Figure content listings:
····················

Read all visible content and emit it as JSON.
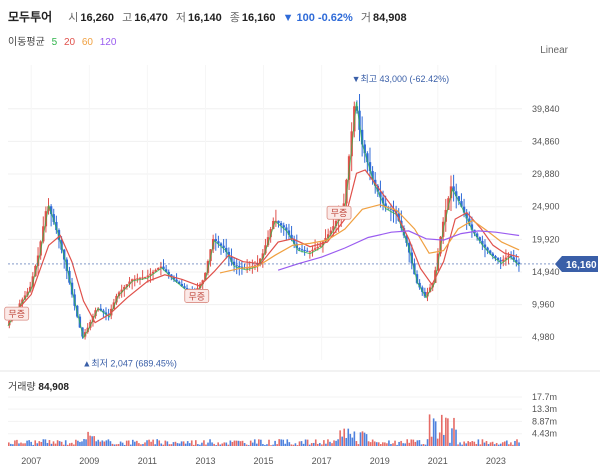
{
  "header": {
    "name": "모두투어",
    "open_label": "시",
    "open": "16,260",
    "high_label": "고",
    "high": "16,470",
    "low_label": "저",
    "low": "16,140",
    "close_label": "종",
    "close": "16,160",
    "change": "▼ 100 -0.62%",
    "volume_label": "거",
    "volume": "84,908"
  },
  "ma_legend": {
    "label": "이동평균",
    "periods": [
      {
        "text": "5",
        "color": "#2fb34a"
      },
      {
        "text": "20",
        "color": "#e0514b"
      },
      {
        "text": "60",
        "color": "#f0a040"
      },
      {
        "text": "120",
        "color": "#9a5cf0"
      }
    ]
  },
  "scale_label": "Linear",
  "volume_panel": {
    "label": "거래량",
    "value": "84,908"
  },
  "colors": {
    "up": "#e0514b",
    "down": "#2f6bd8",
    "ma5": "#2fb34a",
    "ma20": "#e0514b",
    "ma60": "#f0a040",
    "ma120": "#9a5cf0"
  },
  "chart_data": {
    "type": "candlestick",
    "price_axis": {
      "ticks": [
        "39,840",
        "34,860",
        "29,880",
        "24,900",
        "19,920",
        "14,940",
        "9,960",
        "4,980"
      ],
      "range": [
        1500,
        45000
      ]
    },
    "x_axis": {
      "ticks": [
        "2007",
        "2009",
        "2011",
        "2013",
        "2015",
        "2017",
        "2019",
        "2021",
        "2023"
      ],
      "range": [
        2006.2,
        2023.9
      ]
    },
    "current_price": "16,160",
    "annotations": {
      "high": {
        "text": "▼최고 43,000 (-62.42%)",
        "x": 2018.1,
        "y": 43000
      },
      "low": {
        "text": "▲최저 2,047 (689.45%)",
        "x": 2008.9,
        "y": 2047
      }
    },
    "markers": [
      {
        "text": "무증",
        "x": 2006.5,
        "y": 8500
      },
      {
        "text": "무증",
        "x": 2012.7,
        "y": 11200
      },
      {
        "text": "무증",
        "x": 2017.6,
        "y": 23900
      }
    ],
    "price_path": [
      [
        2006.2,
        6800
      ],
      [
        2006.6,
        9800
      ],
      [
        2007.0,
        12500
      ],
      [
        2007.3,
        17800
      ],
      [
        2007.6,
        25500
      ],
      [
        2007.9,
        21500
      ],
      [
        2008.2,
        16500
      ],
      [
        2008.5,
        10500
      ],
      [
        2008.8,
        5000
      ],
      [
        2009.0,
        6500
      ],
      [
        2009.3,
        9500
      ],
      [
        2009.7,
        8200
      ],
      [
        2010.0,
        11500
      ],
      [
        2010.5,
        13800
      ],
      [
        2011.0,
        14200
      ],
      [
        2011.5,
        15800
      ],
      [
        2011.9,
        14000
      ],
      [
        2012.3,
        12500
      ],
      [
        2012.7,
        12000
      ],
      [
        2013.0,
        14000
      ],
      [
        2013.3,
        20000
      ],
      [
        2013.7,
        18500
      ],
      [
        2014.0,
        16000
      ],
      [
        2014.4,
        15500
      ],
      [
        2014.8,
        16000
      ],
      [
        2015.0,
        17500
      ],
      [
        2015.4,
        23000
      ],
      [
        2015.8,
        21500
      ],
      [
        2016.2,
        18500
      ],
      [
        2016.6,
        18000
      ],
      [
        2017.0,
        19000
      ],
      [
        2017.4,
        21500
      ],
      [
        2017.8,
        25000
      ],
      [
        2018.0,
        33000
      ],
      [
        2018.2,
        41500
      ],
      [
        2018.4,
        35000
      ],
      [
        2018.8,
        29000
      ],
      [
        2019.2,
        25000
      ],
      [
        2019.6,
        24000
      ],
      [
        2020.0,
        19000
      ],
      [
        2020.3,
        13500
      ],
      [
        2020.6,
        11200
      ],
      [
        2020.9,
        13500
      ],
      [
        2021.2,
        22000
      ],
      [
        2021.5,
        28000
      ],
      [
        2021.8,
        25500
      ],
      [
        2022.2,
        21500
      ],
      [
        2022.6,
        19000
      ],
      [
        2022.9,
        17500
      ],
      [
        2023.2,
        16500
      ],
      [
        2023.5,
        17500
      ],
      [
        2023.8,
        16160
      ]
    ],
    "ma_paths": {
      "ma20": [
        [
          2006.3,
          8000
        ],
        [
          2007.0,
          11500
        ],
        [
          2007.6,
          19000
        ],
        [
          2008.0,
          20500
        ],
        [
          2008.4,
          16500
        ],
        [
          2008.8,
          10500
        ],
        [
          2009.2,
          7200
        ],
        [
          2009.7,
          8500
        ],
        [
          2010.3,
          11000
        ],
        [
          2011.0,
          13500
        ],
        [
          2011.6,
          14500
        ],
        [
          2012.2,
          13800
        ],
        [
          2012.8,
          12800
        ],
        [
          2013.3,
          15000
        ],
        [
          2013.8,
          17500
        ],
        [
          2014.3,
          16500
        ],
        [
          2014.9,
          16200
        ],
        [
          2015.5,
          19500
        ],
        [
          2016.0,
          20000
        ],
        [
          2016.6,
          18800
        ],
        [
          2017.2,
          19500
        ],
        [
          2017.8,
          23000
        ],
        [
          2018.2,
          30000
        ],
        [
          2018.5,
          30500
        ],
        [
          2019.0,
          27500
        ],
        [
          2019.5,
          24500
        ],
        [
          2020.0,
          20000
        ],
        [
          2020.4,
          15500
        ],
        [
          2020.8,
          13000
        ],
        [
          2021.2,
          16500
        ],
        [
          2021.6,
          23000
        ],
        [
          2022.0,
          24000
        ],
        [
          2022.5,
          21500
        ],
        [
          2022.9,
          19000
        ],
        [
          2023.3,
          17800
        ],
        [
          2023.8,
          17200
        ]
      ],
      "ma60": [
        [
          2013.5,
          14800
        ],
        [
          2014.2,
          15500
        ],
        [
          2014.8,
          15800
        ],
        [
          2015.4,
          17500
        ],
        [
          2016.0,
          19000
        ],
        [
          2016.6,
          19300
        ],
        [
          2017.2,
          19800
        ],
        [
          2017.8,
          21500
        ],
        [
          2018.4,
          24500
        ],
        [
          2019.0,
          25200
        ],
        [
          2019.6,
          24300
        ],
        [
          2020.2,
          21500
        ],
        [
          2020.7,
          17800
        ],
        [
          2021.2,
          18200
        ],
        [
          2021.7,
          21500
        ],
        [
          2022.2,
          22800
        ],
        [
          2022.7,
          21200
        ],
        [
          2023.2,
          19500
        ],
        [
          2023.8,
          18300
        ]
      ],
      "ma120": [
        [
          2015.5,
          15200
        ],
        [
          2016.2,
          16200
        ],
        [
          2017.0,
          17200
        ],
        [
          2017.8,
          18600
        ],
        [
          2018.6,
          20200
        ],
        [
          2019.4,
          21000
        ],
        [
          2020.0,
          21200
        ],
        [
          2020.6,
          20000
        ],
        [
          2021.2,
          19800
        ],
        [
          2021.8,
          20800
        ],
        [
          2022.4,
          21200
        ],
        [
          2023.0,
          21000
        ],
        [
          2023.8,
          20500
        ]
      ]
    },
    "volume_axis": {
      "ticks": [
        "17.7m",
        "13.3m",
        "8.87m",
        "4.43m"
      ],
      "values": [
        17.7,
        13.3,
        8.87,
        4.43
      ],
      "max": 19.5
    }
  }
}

····················

TASK DIRECTIONS:
Give the entries again word for word, but skip the pictures.

RESPONSE TO THE EXERCISE:
Read all visible content and emit it as JSON.
{
  "header": {
    "name": "모두투어",
    "open_label": "시",
    "open": "16,260",
    "high_label": "고",
    "high": "16,470",
    "low_label": "저",
    "low": "16,140",
    "close_label": "종",
    "close": "16,160",
    "change": "▼ 100 -0.62%",
    "volume_label": "거",
    "volume": "84,908"
  },
  "ma_legend": {
    "label": "이동평균",
    "periods": [
      {
        "text": "5",
        "color": "#2fb34a"
      },
      {
        "text": "20",
        "color": "#e0514b"
      },
      {
        "text": "60",
        "color": "#f0a040"
      },
      {
        "text": "120",
        "color": "#9a5cf0"
      }
    ]
  },
  "scale_label": "Linear",
  "volume_panel": {
    "label": "거래량",
    "value": "84,908"
  },
  "colors": {
    "up": "#e0514b",
    "down": "#2f6bd8",
    "ma5": "#2fb34a",
    "ma20": "#e0514b",
    "ma60": "#f0a040",
    "ma120": "#9a5cf0"
  },
  "chart_data": {
    "type": "candlestick",
    "price_axis": {
      "ticks": [
        "39,840",
        "34,860",
        "29,880",
        "24,900",
        "19,920",
        "14,940",
        "9,960",
        "4,980"
      ],
      "range": [
        1500,
        45000
      ]
    },
    "x_axis": {
      "ticks": [
        "2007",
        "2009",
        "2011",
        "2013",
        "2015",
        "2017",
        "2019",
        "2021",
        "2023"
      ],
      "range": [
        2006.2,
        2023.9
      ]
    },
    "current_price": "16,160",
    "annotations": {
      "high": {
        "text": "▼최고 43,000 (-62.42%)",
        "x": 2018.1,
        "y": 43000
      },
      "low": {
        "text": "▲최저 2,047 (689.45%)",
        "x": 2008.9,
        "y": 2047
      }
    },
    "markers": [
      {
        "text": "무증",
        "x": 2006.5,
        "y": 8500
      },
      {
        "text": "무증",
        "x": 2012.7,
        "y": 11200
      },
      {
        "text": "무증",
        "x": 2017.6,
        "y": 23900
      }
    ],
    "price_path": [
      [
        2006.2,
        6800
      ],
      [
        2006.6,
        9800
      ],
      [
        2007.0,
        12500
      ],
      [
        2007.3,
        17800
      ],
      [
        2007.6,
        25500
      ],
      [
        2007.9,
        21500
      ],
      [
        2008.2,
        16500
      ],
      [
        2008.5,
        10500
      ],
      [
        2008.8,
        5000
      ],
      [
        2009.0,
        6500
      ],
      [
        2009.3,
        9500
      ],
      [
        2009.7,
        8200
      ],
      [
        2010.0,
        11500
      ],
      [
        2010.5,
        13800
      ],
      [
        2011.0,
        14200
      ],
      [
        2011.5,
        15800
      ],
      [
        2011.9,
        14000
      ],
      [
        2012.3,
        12500
      ],
      [
        2012.7,
        12000
      ],
      [
        2013.0,
        14000
      ],
      [
        2013.3,
        20000
      ],
      [
        2013.7,
        18500
      ],
      [
        2014.0,
        16000
      ],
      [
        2014.4,
        15500
      ],
      [
        2014.8,
        16000
      ],
      [
        2015.0,
        17500
      ],
      [
        2015.4,
        23000
      ],
      [
        2015.8,
        21500
      ],
      [
        2016.2,
        18500
      ],
      [
        2016.6,
        18000
      ],
      [
        2017.0,
        19000
      ],
      [
        2017.4,
        21500
      ],
      [
        2017.8,
        25000
      ],
      [
        2018.0,
        33000
      ],
      [
        2018.2,
        41500
      ],
      [
        2018.4,
        35000
      ],
      [
        2018.8,
        29000
      ],
      [
        2019.2,
        25000
      ],
      [
        2019.6,
        24000
      ],
      [
        2020.0,
        19000
      ],
      [
        2020.3,
        13500
      ],
      [
        2020.6,
        11200
      ],
      [
        2020.9,
        13500
      ],
      [
        2021.2,
        22000
      ],
      [
        2021.5,
        28000
      ],
      [
        2021.8,
        25500
      ],
      [
        2022.2,
        21500
      ],
      [
        2022.6,
        19000
      ],
      [
        2022.9,
        17500
      ],
      [
        2023.2,
        16500
      ],
      [
        2023.5,
        17500
      ],
      [
        2023.8,
        16160
      ]
    ],
    "ma_paths": {
      "ma20": [
        [
          2006.3,
          8000
        ],
        [
          2007.0,
          11500
        ],
        [
          2007.6,
          19000
        ],
        [
          2008.0,
          20500
        ],
        [
          2008.4,
          16500
        ],
        [
          2008.8,
          10500
        ],
        [
          2009.2,
          7200
        ],
        [
          2009.7,
          8500
        ],
        [
          2010.3,
          11000
        ],
        [
          2011.0,
          13500
        ],
        [
          2011.6,
          14500
        ],
        [
          2012.2,
          13800
        ],
        [
          2012.8,
          12800
        ],
        [
          2013.3,
          15000
        ],
        [
          2013.8,
          17500
        ],
        [
          2014.3,
          16500
        ],
        [
          2014.9,
          16200
        ],
        [
          2015.5,
          19500
        ],
        [
          2016.0,
          20000
        ],
        [
          2016.6,
          18800
        ],
        [
          2017.2,
          19500
        ],
        [
          2017.8,
          23000
        ],
        [
          2018.2,
          30000
        ],
        [
          2018.5,
          30500
        ],
        [
          2019.0,
          27500
        ],
        [
          2019.5,
          24500
        ],
        [
          2020.0,
          20000
        ],
        [
          2020.4,
          15500
        ],
        [
          2020.8,
          13000
        ],
        [
          2021.2,
          16500
        ],
        [
          2021.6,
          23000
        ],
        [
          2022.0,
          24000
        ],
        [
          2022.5,
          21500
        ],
        [
          2022.9,
          19000
        ],
        [
          2023.3,
          17800
        ],
        [
          2023.8,
          17200
        ]
      ],
      "ma60": [
        [
          2013.5,
          14800
        ],
        [
          2014.2,
          15500
        ],
        [
          2014.8,
          15800
        ],
        [
          2015.4,
          17500
        ],
        [
          2016.0,
          19000
        ],
        [
          2016.6,
          19300
        ],
        [
          2017.2,
          19800
        ],
        [
          2017.8,
          21500
        ],
        [
          2018.4,
          24500
        ],
        [
          2019.0,
          25200
        ],
        [
          2019.6,
          24300
        ],
        [
          2020.2,
          21500
        ],
        [
          2020.7,
          17800
        ],
        [
          2021.2,
          18200
        ],
        [
          2021.7,
          21500
        ],
        [
          2022.2,
          22800
        ],
        [
          2022.7,
          21200
        ],
        [
          2023.2,
          19500
        ],
        [
          2023.8,
          18300
        ]
      ],
      "ma120": [
        [
          2015.5,
          15200
        ],
        [
          2016.2,
          16200
        ],
        [
          2017.0,
          17200
        ],
        [
          2017.8,
          18600
        ],
        [
          2018.6,
          20200
        ],
        [
          2019.4,
          21000
        ],
        [
          2020.0,
          21200
        ],
        [
          2020.6,
          20000
        ],
        [
          2021.2,
          19800
        ],
        [
          2021.8,
          20800
        ],
        [
          2022.4,
          21200
        ],
        [
          2023.0,
          21000
        ],
        [
          2023.8,
          20500
        ]
      ]
    },
    "volume_axis": {
      "ticks": [
        "17.7m",
        "13.3m",
        "8.87m",
        "4.43m"
      ],
      "values": [
        17.7,
        13.3,
        8.87,
        4.43
      ],
      "max": 19.5
    }
  }
}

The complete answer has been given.